Task description:
Please retype the listing below line for line, keeping every character, number and bracket unchanged.

Data for processing:
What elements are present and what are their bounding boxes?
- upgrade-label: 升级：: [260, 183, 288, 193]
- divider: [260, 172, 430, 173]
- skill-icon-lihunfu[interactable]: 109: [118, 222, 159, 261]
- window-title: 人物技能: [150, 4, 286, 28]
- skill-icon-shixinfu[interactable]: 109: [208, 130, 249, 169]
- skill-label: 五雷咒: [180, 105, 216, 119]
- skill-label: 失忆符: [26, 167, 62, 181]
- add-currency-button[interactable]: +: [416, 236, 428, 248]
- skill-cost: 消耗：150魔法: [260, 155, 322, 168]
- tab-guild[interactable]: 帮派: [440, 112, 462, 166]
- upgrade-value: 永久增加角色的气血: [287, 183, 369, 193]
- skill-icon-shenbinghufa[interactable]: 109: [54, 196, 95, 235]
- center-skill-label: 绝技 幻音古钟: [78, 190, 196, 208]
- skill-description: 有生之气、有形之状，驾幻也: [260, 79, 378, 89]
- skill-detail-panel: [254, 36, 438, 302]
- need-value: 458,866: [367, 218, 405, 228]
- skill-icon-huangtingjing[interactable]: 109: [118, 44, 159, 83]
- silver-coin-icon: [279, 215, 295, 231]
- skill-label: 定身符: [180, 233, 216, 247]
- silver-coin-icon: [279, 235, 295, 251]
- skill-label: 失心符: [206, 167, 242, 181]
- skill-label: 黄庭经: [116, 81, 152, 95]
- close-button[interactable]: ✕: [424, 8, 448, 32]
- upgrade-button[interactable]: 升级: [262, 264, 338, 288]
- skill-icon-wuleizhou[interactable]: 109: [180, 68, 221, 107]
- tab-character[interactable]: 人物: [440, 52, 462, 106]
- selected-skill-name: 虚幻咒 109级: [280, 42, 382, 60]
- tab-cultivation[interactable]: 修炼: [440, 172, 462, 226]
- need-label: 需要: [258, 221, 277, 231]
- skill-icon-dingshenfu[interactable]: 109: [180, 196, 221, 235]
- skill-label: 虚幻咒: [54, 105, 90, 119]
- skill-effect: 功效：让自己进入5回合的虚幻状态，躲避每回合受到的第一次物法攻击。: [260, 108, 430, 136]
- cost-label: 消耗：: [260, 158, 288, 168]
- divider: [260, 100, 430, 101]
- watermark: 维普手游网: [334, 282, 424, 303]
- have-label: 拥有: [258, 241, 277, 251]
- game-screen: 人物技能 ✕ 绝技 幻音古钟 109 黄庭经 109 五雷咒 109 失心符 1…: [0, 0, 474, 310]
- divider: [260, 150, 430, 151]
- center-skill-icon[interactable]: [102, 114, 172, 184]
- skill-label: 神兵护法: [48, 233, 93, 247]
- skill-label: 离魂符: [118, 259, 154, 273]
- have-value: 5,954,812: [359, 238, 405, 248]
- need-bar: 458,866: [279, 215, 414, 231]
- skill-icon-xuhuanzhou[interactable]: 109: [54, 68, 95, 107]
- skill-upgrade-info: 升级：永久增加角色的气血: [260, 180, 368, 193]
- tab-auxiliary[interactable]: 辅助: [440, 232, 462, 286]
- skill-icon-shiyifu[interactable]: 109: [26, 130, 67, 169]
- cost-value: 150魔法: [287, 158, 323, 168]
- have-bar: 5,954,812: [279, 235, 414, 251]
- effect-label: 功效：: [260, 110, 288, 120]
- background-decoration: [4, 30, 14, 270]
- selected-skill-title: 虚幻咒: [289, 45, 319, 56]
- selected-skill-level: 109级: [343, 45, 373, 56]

Finished task:
What elements are present and what are their bounding boxes?
- upgrade-label: 升级：: [260, 183, 288, 193]
- divider: [260, 172, 430, 173]
- skill-icon-lihunfu[interactable]: 109: [118, 222, 159, 261]
- window-title: 人物技能: [150, 4, 286, 28]
- skill-icon-shixinfu[interactable]: 109: [208, 130, 249, 169]
- skill-label: 五雷咒: [180, 105, 216, 119]
- skill-label: 失忆符: [26, 167, 62, 181]
- add-currency-button[interactable]: +: [416, 236, 428, 248]
- skill-cost: 消耗：150魔法: [260, 155, 322, 168]
- tab-guild[interactable]: 帮派: [440, 112, 462, 166]
- upgrade-value: 永久增加角色的气血: [287, 183, 369, 193]
- skill-icon-shenbinghufa[interactable]: 109: [54, 196, 95, 235]
- center-skill-label: 绝技 幻音古钟: [78, 190, 196, 208]
- skill-description: 有生之气、有形之状，驾幻也: [260, 79, 378, 89]
- skill-detail-panel: [254, 36, 438, 302]
- need-value: 458,866: [367, 218, 405, 228]
- skill-icon-huangtingjing[interactable]: 109: [118, 44, 159, 83]
- silver-coin-icon: [279, 215, 295, 231]
- skill-label: 定身符: [180, 233, 216, 247]
- silver-coin-icon: [279, 235, 295, 251]
- skill-label: 失心符: [206, 167, 242, 181]
- skill-label: 黄庭经: [116, 81, 152, 95]
- close-button[interactable]: ✕: [424, 8, 448, 32]
- upgrade-button[interactable]: 升级: [262, 264, 338, 288]
- skill-icon-wuleizhou[interactable]: 109: [180, 68, 221, 107]
- tab-character[interactable]: 人物: [440, 52, 462, 106]
- selected-skill-name: 虚幻咒 109级: [280, 42, 382, 60]
- tab-cultivation[interactable]: 修炼: [440, 172, 462, 226]
- need-label: 需要: [258, 221, 277, 231]
- skill-icon-dingshenfu[interactable]: 109: [180, 196, 221, 235]
- skill-label: 虚幻咒: [54, 105, 90, 119]
- skill-effect: 功效：让自己进入5回合的虚幻状态，躲避每回合受到的第一次物法攻击。: [260, 108, 430, 136]
- cost-label: 消耗：: [260, 158, 288, 168]
- divider: [260, 100, 430, 101]
- watermark: 维普手游网: [334, 282, 424, 303]
- have-label: 拥有: [258, 241, 277, 251]
- game-screen: 人物技能 ✕ 绝技 幻音古钟 109 黄庭经 109 五雷咒 109 失心符 1…: [0, 0, 474, 310]
- divider: [260, 150, 430, 151]
- center-skill-icon[interactable]: [102, 114, 172, 184]
- skill-label: 神兵护法: [48, 233, 93, 247]
- skill-label: 离魂符: [118, 259, 154, 273]
- have-value: 5,954,812: [359, 238, 405, 248]
- need-bar: 458,866: [279, 215, 414, 231]
- skill-icon-xuhuanzhou[interactable]: 109: [54, 68, 95, 107]
- skill-upgrade-info: 升级：永久增加角色的气血: [260, 180, 368, 193]
- tab-auxiliary[interactable]: 辅助: [440, 232, 462, 286]
- skill-icon-shiyifu[interactable]: 109: [26, 130, 67, 169]
- cost-value: 150魔法: [287, 158, 323, 168]
- have-bar: 5,954,812: [279, 235, 414, 251]
- effect-label: 功效：: [260, 110, 288, 120]
- background-decoration: [4, 30, 14, 270]
- selected-skill-title: 虚幻咒: [289, 45, 319, 56]
- selected-skill-level: 109级: [343, 45, 373, 56]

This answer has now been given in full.